◆ **EXERCISE MATERIALS**
○ ○ ○ ○ ○ ○ ○

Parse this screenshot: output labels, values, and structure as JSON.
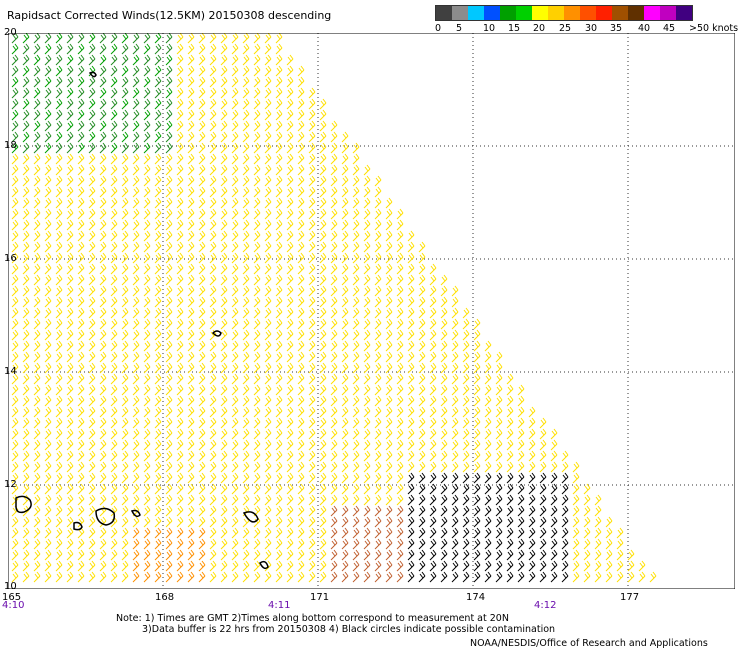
{
  "title": "Rapidsact Corrected Winds(12.5KM) 20150308 descending",
  "legend": {
    "colors": [
      "#404040",
      "#8c8c8c",
      "#00c8ff",
      "#0050ff",
      "#00a000",
      "#00d000",
      "#ffff00",
      "#ffd000",
      "#ff9000",
      "#ff5000",
      "#ff2000",
      "#a05000",
      "#603000",
      "#ff00ff",
      "#c000c0",
      "#400080"
    ],
    "labels": [
      "0",
      "5",
      "10",
      "15",
      "20",
      "25",
      "30",
      "35",
      "40",
      "45",
      ">50 knots"
    ]
  },
  "axes": {
    "lat_labels": [
      "20",
      "18",
      "16",
      "14",
      "12",
      "10"
    ],
    "lon_labels": [
      "165",
      "168",
      "171",
      "174",
      "177"
    ],
    "time_labels": [
      "4:10",
      "4:11",
      "4:12"
    ]
  },
  "notes": {
    "line1": "Note: 1) Times are GMT 2)Times along bottom correspond to measurement at 20N",
    "line2": "3)Data buffer is 22 hrs from 20150308 4) Black circles indicate possible contamination",
    "credit": "NOAA/NESDIS/Office of Research and Applications"
  },
  "wind_colors": {
    "calm": "#228b22",
    "light": "#00a000",
    "moderate": "#ffe000",
    "fresh": "#ffd000",
    "strong": "#ff9000",
    "gale": "#c06030",
    "flagged": "#000000",
    "low": "#0050ff"
  }
}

○ ○ ○ ○ ○ ○ ○

◆ **DESCRIPTION OF THE TASK**
Pictures are not part of the copy; output everything else in the records exactly.

◆ **ANSWER IN FULL**
Parse this screenshot: output labels, values, and structure as JSON.
{
  "title": "Rapidsact Corrected Winds(12.5KM) 20150308 descending",
  "legend": {
    "colors": [
      "#404040",
      "#8c8c8c",
      "#00c8ff",
      "#0050ff",
      "#00a000",
      "#00d000",
      "#ffff00",
      "#ffd000",
      "#ff9000",
      "#ff5000",
      "#ff2000",
      "#a05000",
      "#603000",
      "#ff00ff",
      "#c000c0",
      "#400080"
    ],
    "labels": [
      "0",
      "5",
      "10",
      "15",
      "20",
      "25",
      "30",
      "35",
      "40",
      "45",
      ">50 knots"
    ]
  },
  "axes": {
    "lat_labels": [
      "20",
      "18",
      "16",
      "14",
      "12",
      "10"
    ],
    "lon_labels": [
      "165",
      "168",
      "171",
      "174",
      "177"
    ],
    "time_labels": [
      "4:10",
      "4:11",
      "4:12"
    ]
  },
  "notes": {
    "line1": "Note: 1) Times are GMT 2)Times along bottom correspond to measurement at 20N",
    "line2": "3)Data buffer is 22 hrs from 20150308 4) Black circles indicate possible contamination",
    "credit": "NOAA/NESDIS/Office of Research and Applications"
  },
  "wind_colors": {
    "calm": "#228b22",
    "light": "#00a000",
    "moderate": "#ffe000",
    "fresh": "#ffd000",
    "strong": "#ff9000",
    "gale": "#c06030",
    "flagged": "#000000",
    "low": "#0050ff"
  }
}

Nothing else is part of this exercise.